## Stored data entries
• • • • •
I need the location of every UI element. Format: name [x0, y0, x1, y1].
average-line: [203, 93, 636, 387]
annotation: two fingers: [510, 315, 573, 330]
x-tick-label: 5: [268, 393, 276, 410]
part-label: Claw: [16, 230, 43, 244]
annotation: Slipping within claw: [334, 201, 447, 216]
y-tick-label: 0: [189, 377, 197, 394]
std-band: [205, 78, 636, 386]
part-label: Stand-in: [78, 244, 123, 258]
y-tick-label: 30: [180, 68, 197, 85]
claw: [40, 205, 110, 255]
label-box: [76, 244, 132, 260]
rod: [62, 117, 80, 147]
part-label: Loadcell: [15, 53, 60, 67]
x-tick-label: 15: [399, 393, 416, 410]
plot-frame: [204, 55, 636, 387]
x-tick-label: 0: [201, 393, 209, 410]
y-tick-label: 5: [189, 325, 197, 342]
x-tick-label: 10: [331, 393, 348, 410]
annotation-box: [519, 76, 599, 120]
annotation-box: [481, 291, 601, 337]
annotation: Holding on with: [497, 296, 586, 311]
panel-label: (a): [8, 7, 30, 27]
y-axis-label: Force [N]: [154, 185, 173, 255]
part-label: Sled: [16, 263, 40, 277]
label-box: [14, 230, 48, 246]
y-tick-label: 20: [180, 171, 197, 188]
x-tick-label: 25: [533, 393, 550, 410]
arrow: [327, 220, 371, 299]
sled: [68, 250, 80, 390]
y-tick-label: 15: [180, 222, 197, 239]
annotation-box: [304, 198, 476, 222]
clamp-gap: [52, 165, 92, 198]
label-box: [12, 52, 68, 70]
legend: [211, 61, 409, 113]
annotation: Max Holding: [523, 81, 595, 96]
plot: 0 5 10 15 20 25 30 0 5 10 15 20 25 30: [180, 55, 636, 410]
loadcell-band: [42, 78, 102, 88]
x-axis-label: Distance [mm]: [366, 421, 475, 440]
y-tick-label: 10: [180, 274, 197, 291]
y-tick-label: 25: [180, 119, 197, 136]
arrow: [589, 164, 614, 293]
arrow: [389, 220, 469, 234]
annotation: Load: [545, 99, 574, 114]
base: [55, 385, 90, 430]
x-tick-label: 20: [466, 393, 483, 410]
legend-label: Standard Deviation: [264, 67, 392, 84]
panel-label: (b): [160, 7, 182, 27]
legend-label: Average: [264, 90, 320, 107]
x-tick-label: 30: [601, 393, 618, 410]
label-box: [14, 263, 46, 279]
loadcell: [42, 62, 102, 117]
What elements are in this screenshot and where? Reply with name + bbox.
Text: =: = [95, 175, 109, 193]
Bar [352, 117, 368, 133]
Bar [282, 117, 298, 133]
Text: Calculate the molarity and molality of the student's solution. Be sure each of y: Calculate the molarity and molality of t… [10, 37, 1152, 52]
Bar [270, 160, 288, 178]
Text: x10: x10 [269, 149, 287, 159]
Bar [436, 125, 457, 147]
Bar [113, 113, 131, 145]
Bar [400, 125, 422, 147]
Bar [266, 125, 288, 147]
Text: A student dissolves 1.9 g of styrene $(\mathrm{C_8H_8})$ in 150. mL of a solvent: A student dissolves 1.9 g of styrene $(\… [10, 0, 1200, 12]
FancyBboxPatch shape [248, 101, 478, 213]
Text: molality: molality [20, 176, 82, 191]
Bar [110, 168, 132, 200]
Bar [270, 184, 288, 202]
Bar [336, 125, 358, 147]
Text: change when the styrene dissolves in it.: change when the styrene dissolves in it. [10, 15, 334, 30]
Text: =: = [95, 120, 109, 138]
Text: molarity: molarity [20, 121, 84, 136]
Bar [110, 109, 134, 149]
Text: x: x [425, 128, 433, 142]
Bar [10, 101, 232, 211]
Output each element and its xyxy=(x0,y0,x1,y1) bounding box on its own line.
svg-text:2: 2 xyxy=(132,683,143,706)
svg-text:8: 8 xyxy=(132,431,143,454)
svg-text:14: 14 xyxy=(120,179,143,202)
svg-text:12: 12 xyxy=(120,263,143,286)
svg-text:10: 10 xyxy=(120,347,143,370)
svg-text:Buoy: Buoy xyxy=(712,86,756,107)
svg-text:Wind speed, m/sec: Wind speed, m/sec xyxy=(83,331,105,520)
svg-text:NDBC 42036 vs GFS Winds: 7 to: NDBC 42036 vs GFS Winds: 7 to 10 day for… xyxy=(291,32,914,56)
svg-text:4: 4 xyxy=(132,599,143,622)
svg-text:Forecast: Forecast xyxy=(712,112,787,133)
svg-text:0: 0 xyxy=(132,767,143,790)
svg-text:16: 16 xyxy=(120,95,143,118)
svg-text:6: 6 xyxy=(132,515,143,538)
• • • • •
## What the task requires
Please duplicate every line of the listing above without any changes.

## The solution
I need the location of every UI element. Format: name [x0, y0, x1, y1].
average-line: [203, 93, 636, 387]
annotation: two fingers: [510, 315, 573, 330]
x-tick-label: 5: [268, 393, 276, 410]
part-label: Claw: [16, 230, 43, 244]
annotation: Slipping within claw: [334, 201, 447, 216]
y-tick-label: 0: [189, 377, 197, 394]
std-band: [205, 78, 636, 386]
part-label: Stand-in: [78, 244, 123, 258]
y-tick-label: 30: [180, 68, 197, 85]
claw: [40, 205, 110, 255]
label-box: [76, 244, 132, 260]
rod: [62, 117, 80, 147]
part-label: Loadcell: [15, 53, 60, 67]
x-tick-label: 15: [399, 393, 416, 410]
plot-frame: [204, 55, 636, 387]
x-tick-label: 0: [201, 393, 209, 410]
y-tick-label: 5: [189, 325, 197, 342]
x-tick-label: 10: [331, 393, 348, 410]
annotation-box: [519, 76, 599, 120]
annotation-box: [481, 291, 601, 337]
annotation: Holding on with: [497, 296, 586, 311]
panel-label: (a): [8, 7, 30, 27]
y-axis-label: Force [N]: [154, 185, 173, 255]
part-label: Sled: [16, 263, 40, 277]
label-box: [14, 230, 48, 246]
y-tick-label: 20: [180, 171, 197, 188]
x-tick-label: 25: [533, 393, 550, 410]
arrow: [327, 220, 371, 299]
sled: [68, 250, 80, 390]
y-tick-label: 15: [180, 222, 197, 239]
annotation-box: [304, 198, 476, 222]
clamp-gap: [52, 165, 92, 198]
label-box: [12, 52, 68, 70]
legend: [211, 61, 409, 113]
annotation: Max Holding: [523, 81, 595, 96]
plot: 0 5 10 15 20 25 30 0 5 10 15 20 25 30: [180, 55, 636, 410]
loadcell-band: [42, 78, 102, 88]
x-axis-label: Distance [mm]: [366, 421, 475, 440]
y-tick-label: 10: [180, 274, 197, 291]
y-tick-label: 25: [180, 119, 197, 136]
arrow: [589, 164, 614, 293]
arrow: [389, 220, 469, 234]
annotation: Load: [545, 99, 574, 114]
base: [55, 385, 90, 430]
x-tick-label: 20: [466, 393, 483, 410]
legend-label: Standard Deviation: [264, 67, 392, 84]
panel-label: (b): [160, 7, 182, 27]
legend-label: Average: [264, 90, 320, 107]
x-tick-label: 30: [601, 393, 618, 410]
label-box: [14, 263, 46, 279]
loadcell: [42, 62, 102, 117]
What elements are in this screenshot and where? Reply with name + bbox.
Text: =: = [95, 175, 109, 193]
Bar [352, 117, 368, 133]
Bar [282, 117, 298, 133]
Text: Calculate the molarity and molality of the student's solution. Be sure each of y: Calculate the molarity and molality of t… [10, 37, 1152, 52]
Bar [270, 160, 288, 178]
Text: x10: x10 [269, 149, 287, 159]
Bar [436, 125, 457, 147]
Bar [113, 113, 131, 145]
Bar [400, 125, 422, 147]
Bar [266, 125, 288, 147]
Text: A student dissolves 1.9 g of styrene $(\mathrm{C_8H_8})$ in 150. mL of a solvent: A student dissolves 1.9 g of styrene $(\… [10, 0, 1200, 12]
FancyBboxPatch shape [248, 101, 478, 213]
Text: molality: molality [20, 176, 82, 191]
Bar [110, 168, 132, 200]
Bar [270, 184, 288, 202]
Bar [336, 125, 358, 147]
Text: change when the styrene dissolves in it.: change when the styrene dissolves in it. [10, 15, 334, 30]
Text: =: = [95, 120, 109, 138]
Text: molarity: molarity [20, 121, 84, 136]
Bar [110, 109, 134, 149]
Text: x: x [425, 128, 433, 142]
Bar [10, 101, 232, 211]
Output each element and its xyxy=(x0,y0,x1,y1) bounding box on its own line.
svg-text:2: 2 xyxy=(132,683,143,706)
svg-text:8: 8 xyxy=(132,431,143,454)
svg-text:14: 14 xyxy=(120,179,143,202)
svg-text:12: 12 xyxy=(120,263,143,286)
svg-text:10: 10 xyxy=(120,347,143,370)
svg-text:Buoy: Buoy xyxy=(712,86,756,107)
svg-text:Wind speed, m/sec: Wind speed, m/sec xyxy=(83,331,105,520)
svg-text:NDBC 42036 vs GFS Winds: 7 to: NDBC 42036 vs GFS Winds: 7 to 10 day for… xyxy=(291,32,914,56)
svg-text:4: 4 xyxy=(132,599,143,622)
svg-text:Forecast: Forecast xyxy=(712,112,787,133)
svg-text:0: 0 xyxy=(132,767,143,790)
svg-text:16: 16 xyxy=(120,95,143,118)
svg-text:6: 6 xyxy=(132,515,143,538)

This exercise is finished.